» **Lines of data**:
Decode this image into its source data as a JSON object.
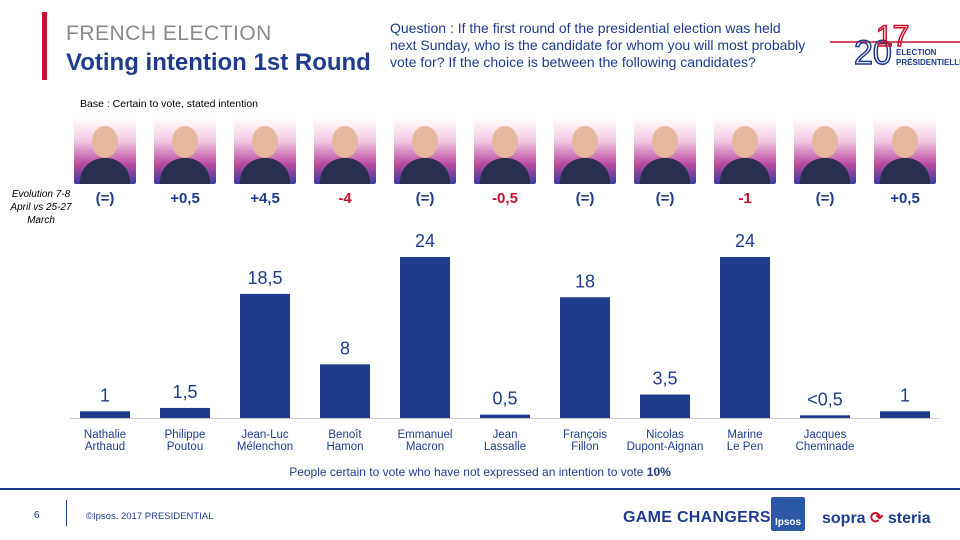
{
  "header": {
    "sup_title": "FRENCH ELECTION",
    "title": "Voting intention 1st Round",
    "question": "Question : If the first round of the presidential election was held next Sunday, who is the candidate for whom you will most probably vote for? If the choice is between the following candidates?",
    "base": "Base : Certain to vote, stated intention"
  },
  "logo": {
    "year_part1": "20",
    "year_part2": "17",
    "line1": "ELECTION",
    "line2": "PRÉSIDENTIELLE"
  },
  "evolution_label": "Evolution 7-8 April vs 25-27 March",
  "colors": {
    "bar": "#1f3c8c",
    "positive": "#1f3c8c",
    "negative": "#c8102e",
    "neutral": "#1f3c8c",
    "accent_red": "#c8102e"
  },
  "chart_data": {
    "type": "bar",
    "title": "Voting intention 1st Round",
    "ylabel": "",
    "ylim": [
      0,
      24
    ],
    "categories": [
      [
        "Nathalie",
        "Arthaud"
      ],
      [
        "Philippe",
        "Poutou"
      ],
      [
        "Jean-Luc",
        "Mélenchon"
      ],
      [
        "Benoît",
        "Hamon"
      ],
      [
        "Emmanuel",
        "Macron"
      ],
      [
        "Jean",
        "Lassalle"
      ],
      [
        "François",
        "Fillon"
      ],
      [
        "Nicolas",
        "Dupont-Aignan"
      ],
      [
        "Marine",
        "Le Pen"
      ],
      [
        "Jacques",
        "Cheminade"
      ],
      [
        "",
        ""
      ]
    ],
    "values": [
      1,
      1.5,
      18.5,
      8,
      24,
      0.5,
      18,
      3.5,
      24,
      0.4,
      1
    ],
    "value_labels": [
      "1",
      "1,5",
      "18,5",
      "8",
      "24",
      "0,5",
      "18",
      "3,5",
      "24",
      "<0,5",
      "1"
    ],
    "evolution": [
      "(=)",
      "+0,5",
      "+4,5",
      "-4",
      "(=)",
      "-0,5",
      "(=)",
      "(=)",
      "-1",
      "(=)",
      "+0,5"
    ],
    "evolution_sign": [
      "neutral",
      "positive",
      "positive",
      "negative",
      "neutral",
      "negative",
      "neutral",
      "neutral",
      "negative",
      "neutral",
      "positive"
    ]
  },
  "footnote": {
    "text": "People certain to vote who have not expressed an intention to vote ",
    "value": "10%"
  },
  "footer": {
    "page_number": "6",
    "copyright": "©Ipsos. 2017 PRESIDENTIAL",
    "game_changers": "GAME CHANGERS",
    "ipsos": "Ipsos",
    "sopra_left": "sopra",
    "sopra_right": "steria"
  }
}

» **WORK TO DO**: Return each line exactly as written. Any picture gets left out.

» **EXPECTED OUTPUT**:
Decode this image into its source data as a JSON object.
{
  "header": {
    "sup_title": "FRENCH ELECTION",
    "title": "Voting intention 1st Round",
    "question": "Question : If the first round of the presidential election was held next Sunday, who is the candidate for whom you will most probably vote for? If the choice is between the following candidates?",
    "base": "Base : Certain to vote, stated intention"
  },
  "logo": {
    "year_part1": "20",
    "year_part2": "17",
    "line1": "ELECTION",
    "line2": "PRÉSIDENTIELLE"
  },
  "evolution_label": "Evolution 7-8 April vs 25-27 March",
  "colors": {
    "bar": "#1f3c8c",
    "positive": "#1f3c8c",
    "negative": "#c8102e",
    "neutral": "#1f3c8c",
    "accent_red": "#c8102e"
  },
  "chart_data": {
    "type": "bar",
    "title": "Voting intention 1st Round",
    "ylabel": "",
    "ylim": [
      0,
      24
    ],
    "categories": [
      [
        "Nathalie",
        "Arthaud"
      ],
      [
        "Philippe",
        "Poutou"
      ],
      [
        "Jean-Luc",
        "Mélenchon"
      ],
      [
        "Benoît",
        "Hamon"
      ],
      [
        "Emmanuel",
        "Macron"
      ],
      [
        "Jean",
        "Lassalle"
      ],
      [
        "François",
        "Fillon"
      ],
      [
        "Nicolas",
        "Dupont-Aignan"
      ],
      [
        "Marine",
        "Le Pen"
      ],
      [
        "Jacques",
        "Cheminade"
      ],
      [
        "",
        ""
      ]
    ],
    "values": [
      1,
      1.5,
      18.5,
      8,
      24,
      0.5,
      18,
      3.5,
      24,
      0.4,
      1
    ],
    "value_labels": [
      "1",
      "1,5",
      "18,5",
      "8",
      "24",
      "0,5",
      "18",
      "3,5",
      "24",
      "<0,5",
      "1"
    ],
    "evolution": [
      "(=)",
      "+0,5",
      "+4,5",
      "-4",
      "(=)",
      "-0,5",
      "(=)",
      "(=)",
      "-1",
      "(=)",
      "+0,5"
    ],
    "evolution_sign": [
      "neutral",
      "positive",
      "positive",
      "negative",
      "neutral",
      "negative",
      "neutral",
      "neutral",
      "negative",
      "neutral",
      "positive"
    ]
  },
  "footnote": {
    "text": "People certain to vote who have not expressed an intention to vote ",
    "value": "10%"
  },
  "footer": {
    "page_number": "6",
    "copyright": "©Ipsos. 2017 PRESIDENTIAL",
    "game_changers": "GAME CHANGERS",
    "ipsos": "Ipsos",
    "sopra_left": "sopra",
    "sopra_right": "steria"
  }
}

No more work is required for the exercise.